TEXTO APRESENTADO
================

Candidaturas e comunidades tradicionais, indígenas e quilombolas

A Resolução nº 23.751/2026 trouxe vários avanços relacionados às ações afirmativas para o eleitorado de grupos vulneráveis, principalmente para comunidades tradicionais, indígenas e quilombolas. Entre eles está a indicação de que a capacitação de mesários e mesárias que atuarão em territórios quilombolas e indígenas deve incluir orientações compatíveis com as especificidades de cada povo e de que, para as movimentações da Justiça Eleitoral nesses territórios, deve haver consulta prévia às comunidades envolvidas. Dentro dessa norma, assim como na esfera do programa Seu Voto Importa, está previsto o fornecimento de transporte no dia da eleição para membros dessas populações.

As regras também possibilitam ao eleitorado das comunidades votar em seção temporária, que deverá ser requerida no cartório eleitoral mais próximo ou pelo Autoatendimento da Justiça Eleitoral. Isto é, eleitores e eleitoras indígenas, quilombolas, de comunidades tradicionais, de assentamentos rurais ou moradores de rua poderão escolher outro local de votação, de forma temporária, sem perder o direito de transporte. Além disso, está prevista a supervisão de todos os procedimentos por órgãos e fundações públicas e entidades representativas.

================

CONTEÚDO DOS DADOS

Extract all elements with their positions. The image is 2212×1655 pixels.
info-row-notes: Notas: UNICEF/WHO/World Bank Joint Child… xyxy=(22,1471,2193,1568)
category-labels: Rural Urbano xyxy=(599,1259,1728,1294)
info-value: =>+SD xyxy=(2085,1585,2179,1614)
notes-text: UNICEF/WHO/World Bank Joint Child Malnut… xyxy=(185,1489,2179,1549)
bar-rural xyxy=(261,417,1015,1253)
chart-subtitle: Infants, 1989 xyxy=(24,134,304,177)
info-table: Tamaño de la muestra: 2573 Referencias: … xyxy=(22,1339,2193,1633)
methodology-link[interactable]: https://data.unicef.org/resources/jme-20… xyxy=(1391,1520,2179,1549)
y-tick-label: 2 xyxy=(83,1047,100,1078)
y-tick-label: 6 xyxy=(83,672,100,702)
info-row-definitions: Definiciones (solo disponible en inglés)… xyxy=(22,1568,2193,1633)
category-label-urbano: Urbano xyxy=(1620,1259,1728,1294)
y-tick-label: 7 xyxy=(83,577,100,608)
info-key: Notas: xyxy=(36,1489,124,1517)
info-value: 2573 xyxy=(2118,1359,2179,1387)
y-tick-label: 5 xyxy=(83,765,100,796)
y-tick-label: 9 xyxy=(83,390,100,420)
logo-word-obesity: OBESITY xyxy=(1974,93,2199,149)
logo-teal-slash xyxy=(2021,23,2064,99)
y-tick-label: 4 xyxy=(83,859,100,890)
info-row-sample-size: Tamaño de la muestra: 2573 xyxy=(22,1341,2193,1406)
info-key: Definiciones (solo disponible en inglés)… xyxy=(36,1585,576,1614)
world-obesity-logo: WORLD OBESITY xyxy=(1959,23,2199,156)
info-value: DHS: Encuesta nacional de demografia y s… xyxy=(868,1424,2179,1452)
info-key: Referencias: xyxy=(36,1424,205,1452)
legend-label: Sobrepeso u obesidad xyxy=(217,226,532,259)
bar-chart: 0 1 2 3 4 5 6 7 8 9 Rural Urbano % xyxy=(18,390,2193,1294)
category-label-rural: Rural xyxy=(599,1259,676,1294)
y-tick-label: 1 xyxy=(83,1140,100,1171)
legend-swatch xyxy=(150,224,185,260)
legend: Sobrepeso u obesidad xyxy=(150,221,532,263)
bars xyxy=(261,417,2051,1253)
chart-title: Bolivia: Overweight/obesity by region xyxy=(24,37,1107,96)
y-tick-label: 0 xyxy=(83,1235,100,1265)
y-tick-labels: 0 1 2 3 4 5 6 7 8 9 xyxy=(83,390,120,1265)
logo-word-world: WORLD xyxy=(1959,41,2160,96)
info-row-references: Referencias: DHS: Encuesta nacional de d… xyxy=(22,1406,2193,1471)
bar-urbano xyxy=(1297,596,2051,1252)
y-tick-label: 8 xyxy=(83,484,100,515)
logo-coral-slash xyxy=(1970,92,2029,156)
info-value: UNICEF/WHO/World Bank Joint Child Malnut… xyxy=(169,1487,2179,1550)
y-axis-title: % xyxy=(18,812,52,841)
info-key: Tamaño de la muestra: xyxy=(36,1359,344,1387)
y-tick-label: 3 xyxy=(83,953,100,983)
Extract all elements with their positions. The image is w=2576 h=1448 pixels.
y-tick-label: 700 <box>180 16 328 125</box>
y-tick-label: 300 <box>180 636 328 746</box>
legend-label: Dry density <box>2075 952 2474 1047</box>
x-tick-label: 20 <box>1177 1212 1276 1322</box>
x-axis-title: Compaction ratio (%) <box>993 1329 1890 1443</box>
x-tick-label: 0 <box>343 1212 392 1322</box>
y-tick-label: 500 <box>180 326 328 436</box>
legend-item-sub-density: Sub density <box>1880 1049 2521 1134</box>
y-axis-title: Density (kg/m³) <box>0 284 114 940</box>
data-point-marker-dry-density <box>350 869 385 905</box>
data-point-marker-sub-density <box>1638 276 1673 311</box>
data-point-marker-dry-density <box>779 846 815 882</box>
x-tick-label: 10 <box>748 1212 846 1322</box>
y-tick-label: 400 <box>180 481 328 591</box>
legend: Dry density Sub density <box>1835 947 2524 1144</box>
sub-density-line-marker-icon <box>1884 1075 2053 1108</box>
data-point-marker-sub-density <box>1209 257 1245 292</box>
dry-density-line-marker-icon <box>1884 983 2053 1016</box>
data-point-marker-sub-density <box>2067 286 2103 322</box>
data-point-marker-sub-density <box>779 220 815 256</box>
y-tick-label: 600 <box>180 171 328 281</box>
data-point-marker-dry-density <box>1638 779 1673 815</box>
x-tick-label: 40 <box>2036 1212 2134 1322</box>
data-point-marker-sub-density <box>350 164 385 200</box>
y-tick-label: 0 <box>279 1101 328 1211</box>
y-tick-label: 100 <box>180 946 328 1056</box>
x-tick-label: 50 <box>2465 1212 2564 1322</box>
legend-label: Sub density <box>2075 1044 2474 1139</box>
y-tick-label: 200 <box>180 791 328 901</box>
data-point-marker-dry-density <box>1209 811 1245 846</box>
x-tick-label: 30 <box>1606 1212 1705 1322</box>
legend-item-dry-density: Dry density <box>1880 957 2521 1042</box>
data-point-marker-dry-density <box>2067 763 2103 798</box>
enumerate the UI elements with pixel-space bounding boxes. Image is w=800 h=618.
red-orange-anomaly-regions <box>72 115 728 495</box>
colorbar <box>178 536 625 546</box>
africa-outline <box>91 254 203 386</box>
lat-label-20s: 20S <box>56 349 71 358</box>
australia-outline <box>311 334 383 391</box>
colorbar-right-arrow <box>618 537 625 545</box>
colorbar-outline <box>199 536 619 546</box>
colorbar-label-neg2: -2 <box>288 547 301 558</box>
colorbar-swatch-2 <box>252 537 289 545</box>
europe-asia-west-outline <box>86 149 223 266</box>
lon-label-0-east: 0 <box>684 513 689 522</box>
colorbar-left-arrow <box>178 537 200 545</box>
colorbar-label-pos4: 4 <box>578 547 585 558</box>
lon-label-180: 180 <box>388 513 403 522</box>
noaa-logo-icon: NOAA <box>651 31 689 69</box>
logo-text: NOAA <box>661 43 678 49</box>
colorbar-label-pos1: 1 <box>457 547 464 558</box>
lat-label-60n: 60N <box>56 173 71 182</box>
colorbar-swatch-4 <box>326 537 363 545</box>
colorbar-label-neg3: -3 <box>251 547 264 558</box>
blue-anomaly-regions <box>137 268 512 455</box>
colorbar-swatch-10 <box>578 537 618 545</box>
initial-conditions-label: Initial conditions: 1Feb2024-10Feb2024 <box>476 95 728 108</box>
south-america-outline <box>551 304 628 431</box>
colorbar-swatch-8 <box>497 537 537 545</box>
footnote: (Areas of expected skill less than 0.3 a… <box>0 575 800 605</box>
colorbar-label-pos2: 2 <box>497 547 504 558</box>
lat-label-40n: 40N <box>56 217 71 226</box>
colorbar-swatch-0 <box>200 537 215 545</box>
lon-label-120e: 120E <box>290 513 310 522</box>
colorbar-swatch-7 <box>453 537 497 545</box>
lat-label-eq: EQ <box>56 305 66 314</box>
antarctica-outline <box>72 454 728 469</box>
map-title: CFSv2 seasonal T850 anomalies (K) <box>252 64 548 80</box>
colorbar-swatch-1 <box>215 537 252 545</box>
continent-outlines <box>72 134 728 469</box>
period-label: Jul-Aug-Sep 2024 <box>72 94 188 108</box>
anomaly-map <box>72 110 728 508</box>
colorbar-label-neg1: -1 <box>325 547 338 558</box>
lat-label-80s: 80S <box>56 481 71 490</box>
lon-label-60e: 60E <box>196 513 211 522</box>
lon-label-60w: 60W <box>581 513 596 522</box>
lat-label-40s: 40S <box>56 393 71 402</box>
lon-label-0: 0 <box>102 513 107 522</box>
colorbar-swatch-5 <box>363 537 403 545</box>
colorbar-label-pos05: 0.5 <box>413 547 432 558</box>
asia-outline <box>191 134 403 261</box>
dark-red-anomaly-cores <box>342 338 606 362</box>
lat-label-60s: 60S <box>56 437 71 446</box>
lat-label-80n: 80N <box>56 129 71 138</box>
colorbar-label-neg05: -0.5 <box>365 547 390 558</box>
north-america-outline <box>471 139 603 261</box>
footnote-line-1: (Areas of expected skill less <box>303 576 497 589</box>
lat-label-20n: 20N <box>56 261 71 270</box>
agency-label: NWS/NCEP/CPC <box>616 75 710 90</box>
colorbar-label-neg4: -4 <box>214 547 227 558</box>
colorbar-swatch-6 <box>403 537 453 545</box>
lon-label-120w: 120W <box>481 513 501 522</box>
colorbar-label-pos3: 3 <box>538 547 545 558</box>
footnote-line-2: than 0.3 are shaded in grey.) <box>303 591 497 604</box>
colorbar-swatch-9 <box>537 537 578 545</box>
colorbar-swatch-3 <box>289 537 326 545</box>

================

EXERCÍCIO 1
Copie do texto apresentado, sem qualquer alteração, o trecho que vai de "A Resolução nº" até "membros dessas populações.".
EXERCÍCIO 2
Responda às perguntas abaixo com base no texto apresentado.
(a) Qual é o número da resolução que trouxe avanços nas ações afirmativas?
(b) Onde deve ser requerida a seção temporária?
(c) O que deve haver antes das movimentações da Justiça Eleitoral nos territórios quilombolas e indígenas?
EXERCÍCIO 3
Liste todos os grupos de eleitores que, segundo o texto apresentado, poderão escolher outro local de votação de forma temporária.

RESPOSTA ESCRITA 1
A Resolução nº 23.751/2026 trouxe vários avanços relacionados às ações afirmativas para o eleitorado de grupos vulneráveis, principalmente para comunidades tradicionais, indígenas e quilombolas. Entre eles está a indicação de que a capacitação de mesários e mesárias que atuarão em territórios quilombolas e indígenas deve incluir orientações compatíveis com as especificidades de cada povo e de que, para as movimentações da Justiça Eleitoral nesses territórios, deve haver consulta prévia às comunidades envolvidas. Dentro dessa norma, assim como na esfera do programa Seu Voto Importa, está previsto o fornecimento de transporte no dia da eleição para membros dessas populações.

RESPOSTA ESCRITA 2
(a) Resolução nº 23.751/2026.
(b) No cartório eleitoral mais próximo ou pelo Autoatendimento da Justiça Eleitoral.
(c) Consulta prévia às comunidades envolvidas.

RESPOSTA ESCRITA 3
Indígenas
Quilombolas
De comunidades tradicionais
De assentamentos rurais
Moradores de rua